» **SHORT TASK**: Please output the lines shown below exactly as they appear.

» **Dataset records**:
** BEGIN **

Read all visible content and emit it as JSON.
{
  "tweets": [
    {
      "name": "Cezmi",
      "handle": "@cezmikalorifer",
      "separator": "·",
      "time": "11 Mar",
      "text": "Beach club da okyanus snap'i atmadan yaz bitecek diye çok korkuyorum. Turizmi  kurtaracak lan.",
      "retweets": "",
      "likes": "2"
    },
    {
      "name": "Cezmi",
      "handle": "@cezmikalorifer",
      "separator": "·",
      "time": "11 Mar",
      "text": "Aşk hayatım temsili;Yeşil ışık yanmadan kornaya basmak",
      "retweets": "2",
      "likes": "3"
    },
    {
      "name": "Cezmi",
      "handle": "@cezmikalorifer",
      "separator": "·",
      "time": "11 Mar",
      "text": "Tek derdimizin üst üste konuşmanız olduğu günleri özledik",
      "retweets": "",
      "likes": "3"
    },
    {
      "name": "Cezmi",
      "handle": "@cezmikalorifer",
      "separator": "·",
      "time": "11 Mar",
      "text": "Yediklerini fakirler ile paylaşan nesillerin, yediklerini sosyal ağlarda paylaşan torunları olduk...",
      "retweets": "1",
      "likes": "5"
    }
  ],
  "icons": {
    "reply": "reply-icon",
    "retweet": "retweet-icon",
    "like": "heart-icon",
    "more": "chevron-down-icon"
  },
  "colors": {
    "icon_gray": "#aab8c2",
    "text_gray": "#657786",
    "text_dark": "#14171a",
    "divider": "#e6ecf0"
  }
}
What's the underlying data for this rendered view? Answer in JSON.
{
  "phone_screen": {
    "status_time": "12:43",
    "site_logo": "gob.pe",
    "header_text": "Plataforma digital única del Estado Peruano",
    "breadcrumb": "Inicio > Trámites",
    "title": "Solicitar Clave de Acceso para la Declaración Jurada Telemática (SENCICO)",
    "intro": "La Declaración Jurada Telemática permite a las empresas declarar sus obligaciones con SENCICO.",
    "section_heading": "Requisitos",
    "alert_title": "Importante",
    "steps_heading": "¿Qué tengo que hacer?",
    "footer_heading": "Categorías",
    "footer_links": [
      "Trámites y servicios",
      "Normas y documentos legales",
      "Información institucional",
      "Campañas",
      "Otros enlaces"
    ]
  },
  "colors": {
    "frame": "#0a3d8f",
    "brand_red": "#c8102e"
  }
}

** END **

» **SOLVED PROBLEM**:
Read all visible content and emit it as JSON.
{
  "tweets": [
    {
      "name": "Cezmi",
      "handle": "@cezmikalorifer",
      "separator": "·",
      "time": "11 Mar",
      "text": "Beach club da okyanus snap'i atmadan yaz bitecek diye çok korkuyorum. Turizmi  kurtaracak lan.",
      "retweets": "",
      "likes": "2"
    },
    {
      "name": "Cezmi",
      "handle": "@cezmikalorifer",
      "separator": "·",
      "time": "11 Mar",
      "text": "Aşk hayatım temsili;Yeşil ışık yanmadan kornaya basmak",
      "retweets": "2",
      "likes": "3"
    },
    {
      "name": "Cezmi",
      "handle": "@cezmikalorifer",
      "separator": "·",
      "time": "11 Mar",
      "text": "Tek derdimizin üst üste konuşmanız olduğu günleri özledik",
      "retweets": "",
      "likes": "3"
    },
    {
      "name": "Cezmi",
      "handle": "@cezmikalorifer",
      "separator": "·",
      "time": "11 Mar",
      "text": "Yediklerini fakirler ile paylaşan nesillerin, yediklerini sosyal ağlarda paylaşan torunları olduk...",
      "retweets": "1",
      "likes": "5"
    }
  ],
  "icons": {
    "reply": "reply-icon",
    "retweet": "retweet-icon",
    "like": "heart-icon",
    "more": "chevron-down-icon"
  },
  "colors": {
    "icon_gray": "#aab8c2",
    "text_gray": "#657786",
    "text_dark": "#14171a",
    "divider": "#e6ecf0"
  }
}
What's the underlying data for this rendered view? Answer in JSON.
{
  "phone_screen": {
    "status_time": "12:43",
    "site_logo": "gob.pe",
    "header_text": "Plataforma digital única del Estado Peruano",
    "breadcrumb": "Inicio > Trámites",
    "title": "Solicitar Clave de Acceso para la Declaración Jurada Telemática (SENCICO)",
    "intro": "La Declaración Jurada Telemática permite a las empresas declarar sus obligaciones con SENCICO.",
    "section_heading": "Requisitos",
    "alert_title": "Importante",
    "steps_heading": "¿Qué tengo que hacer?",
    "footer_heading": "Categorías",
    "footer_links": [
      "Trámites y servicios",
      "Normas y documentos legales",
      "Información institucional",
      "Campañas",
      "Otros enlaces"
    ]
  },
  "colors": {
    "frame": "#0a3d8f",
    "brand_red": "#c8102e"
  }
}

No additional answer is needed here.